== YOUR TASK ==
What you return must be the data below, word for word, without any images.

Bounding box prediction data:
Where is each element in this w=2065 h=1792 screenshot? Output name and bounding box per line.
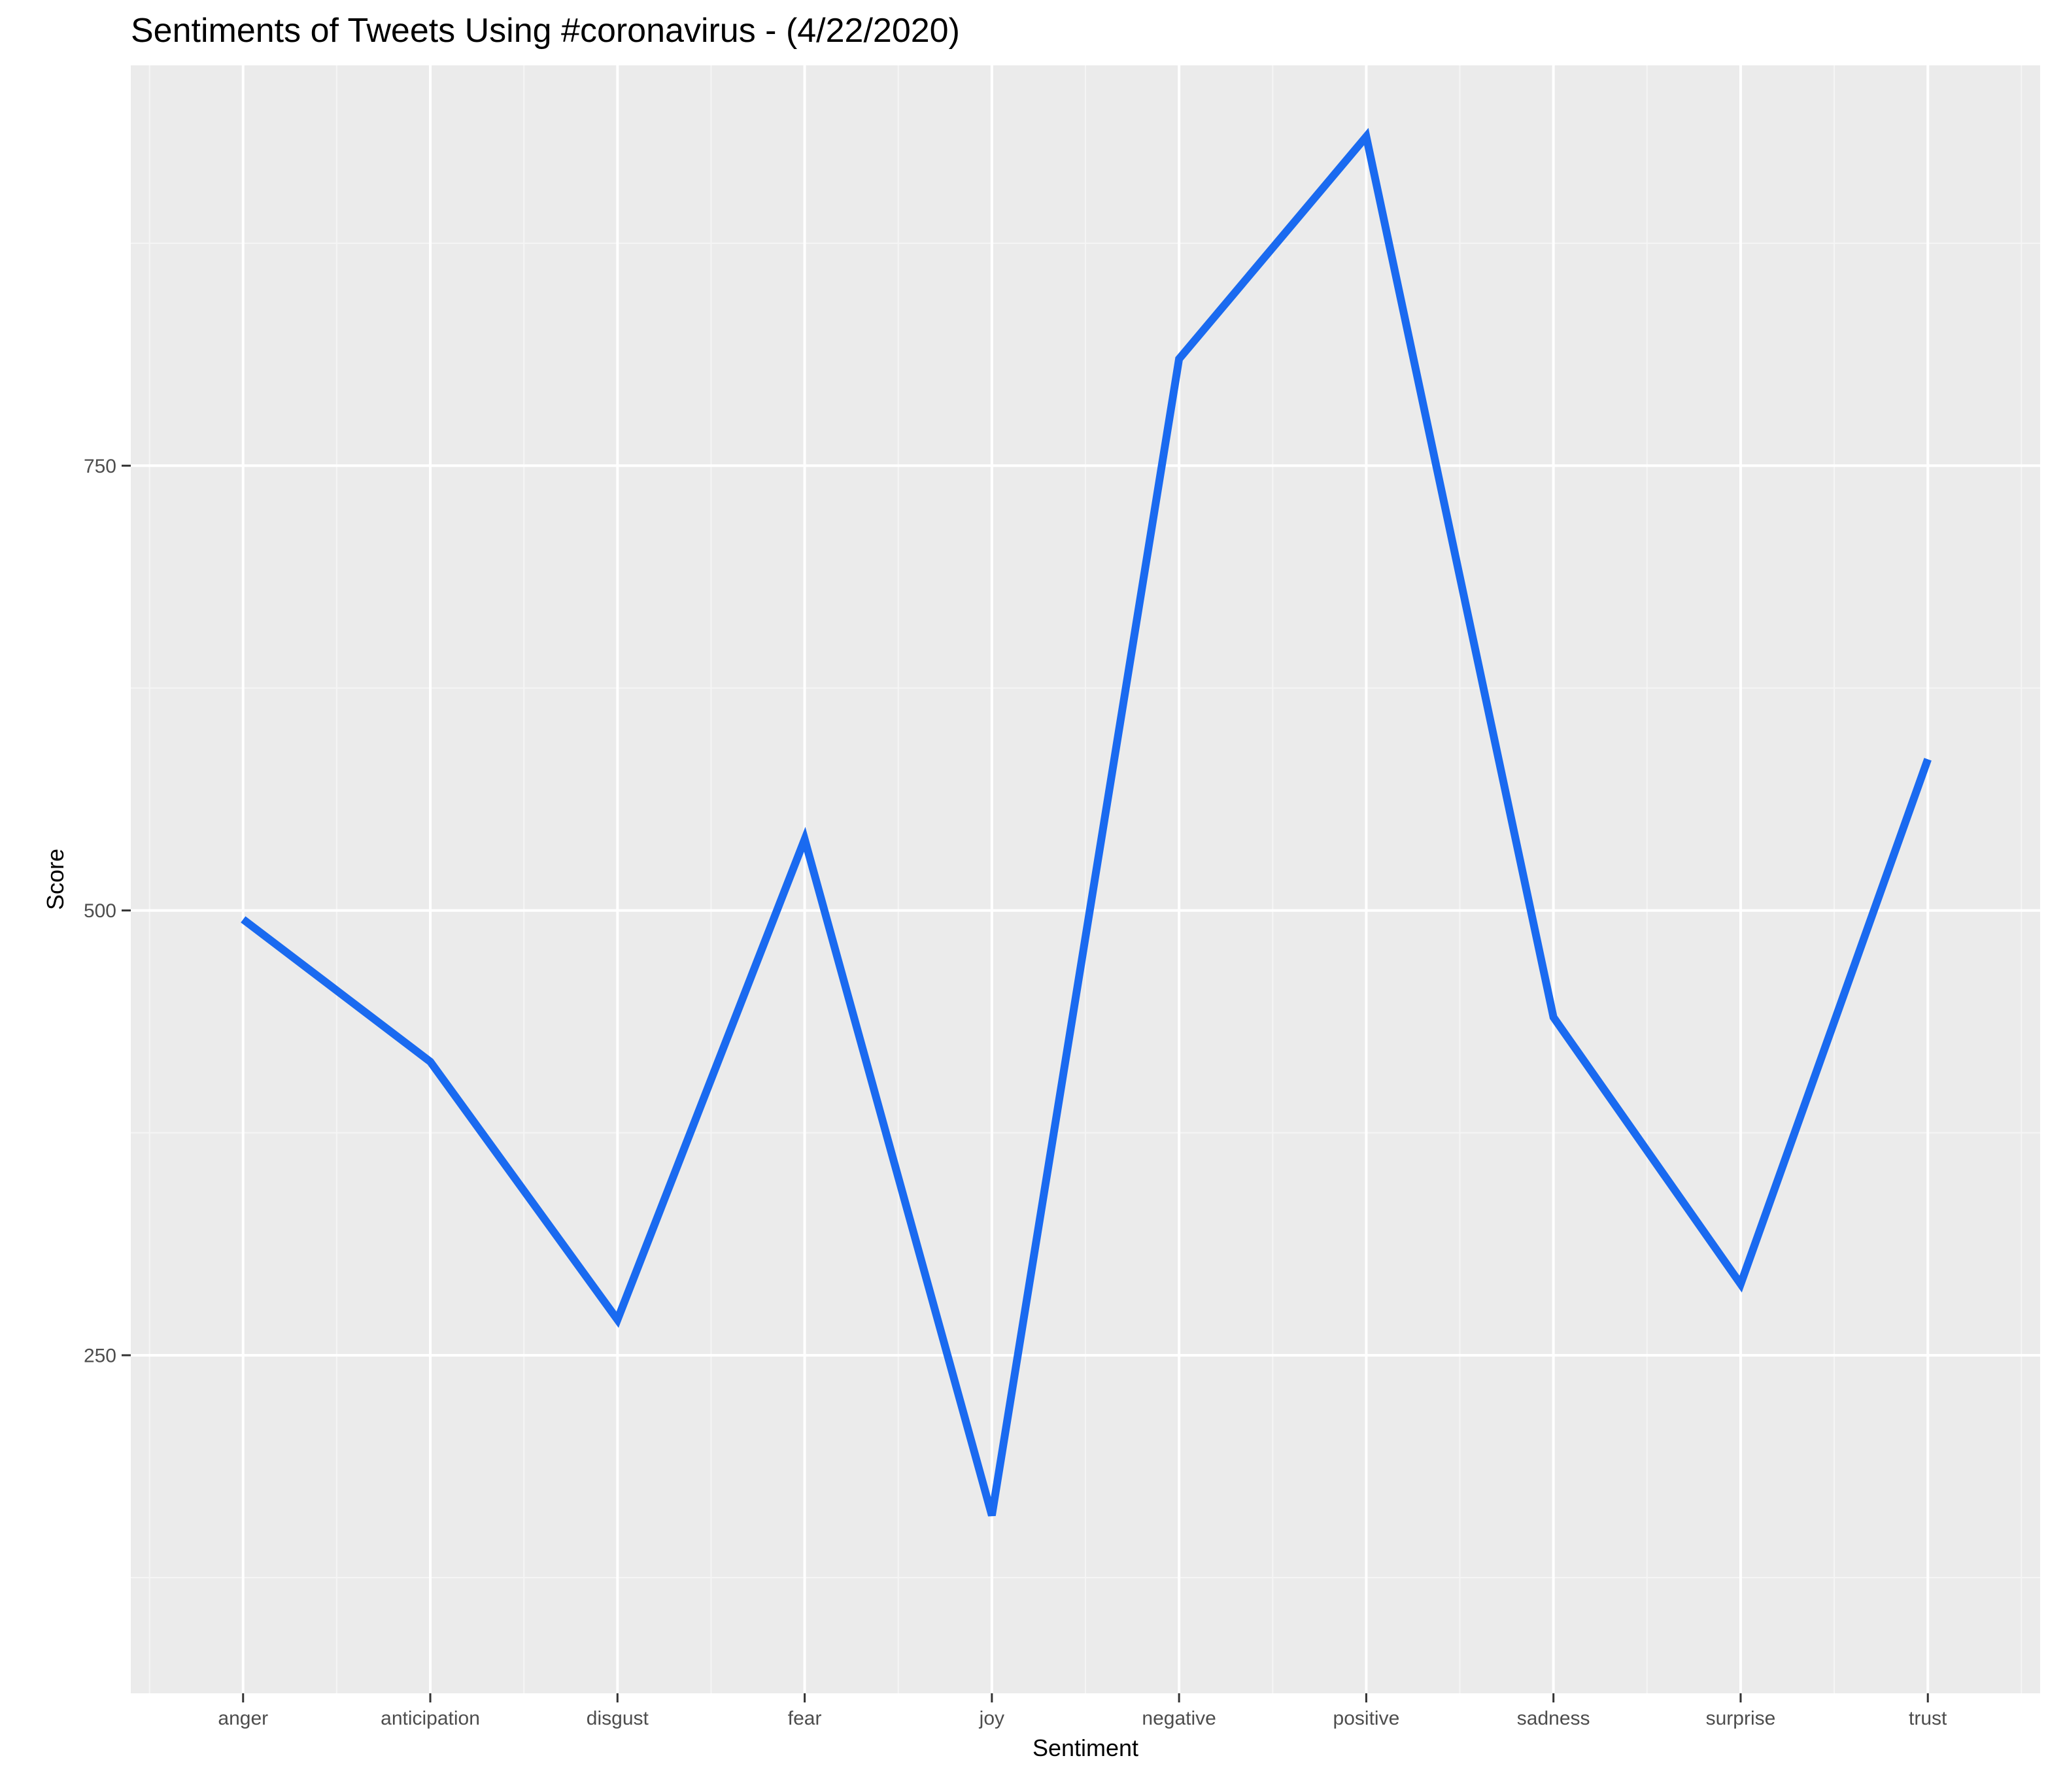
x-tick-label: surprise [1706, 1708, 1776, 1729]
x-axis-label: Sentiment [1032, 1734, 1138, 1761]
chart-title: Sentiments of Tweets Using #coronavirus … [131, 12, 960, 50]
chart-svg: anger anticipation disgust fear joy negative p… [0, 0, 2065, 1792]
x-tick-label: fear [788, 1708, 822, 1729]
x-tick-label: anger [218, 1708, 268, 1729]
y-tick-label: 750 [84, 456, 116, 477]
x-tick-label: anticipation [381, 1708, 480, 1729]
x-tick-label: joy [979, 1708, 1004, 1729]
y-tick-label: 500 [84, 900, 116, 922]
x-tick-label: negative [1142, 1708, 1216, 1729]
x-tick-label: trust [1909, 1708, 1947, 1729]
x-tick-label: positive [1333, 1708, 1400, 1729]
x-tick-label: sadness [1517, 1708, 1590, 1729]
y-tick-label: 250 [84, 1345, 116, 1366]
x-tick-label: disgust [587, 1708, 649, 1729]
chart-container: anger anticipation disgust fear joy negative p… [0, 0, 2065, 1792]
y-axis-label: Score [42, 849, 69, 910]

== RESPONSE AREA ==
Where is each element in this w=2065 h=1792 screenshot? Output name and bounding box per line.
x-tick-label: surprise [1706, 1708, 1776, 1729]
x-axis-label: Sentiment [1032, 1734, 1138, 1761]
chart-title: Sentiments of Tweets Using #coronavirus … [131, 12, 960, 50]
chart-svg: anger anticipation disgust fear joy negative p… [0, 0, 2065, 1792]
x-tick-label: fear [788, 1708, 822, 1729]
x-tick-label: anger [218, 1708, 268, 1729]
y-tick-label: 750 [84, 456, 116, 477]
x-tick-label: anticipation [381, 1708, 480, 1729]
x-tick-label: joy [979, 1708, 1004, 1729]
y-tick-label: 500 [84, 900, 116, 922]
x-tick-label: negative [1142, 1708, 1216, 1729]
x-tick-label: trust [1909, 1708, 1947, 1729]
x-tick-label: positive [1333, 1708, 1400, 1729]
x-tick-label: sadness [1517, 1708, 1590, 1729]
y-tick-label: 250 [84, 1345, 116, 1366]
x-tick-label: disgust [587, 1708, 649, 1729]
chart-container: anger anticipation disgust fear joy negative p… [0, 0, 2065, 1792]
y-axis-label: Score [42, 849, 69, 910]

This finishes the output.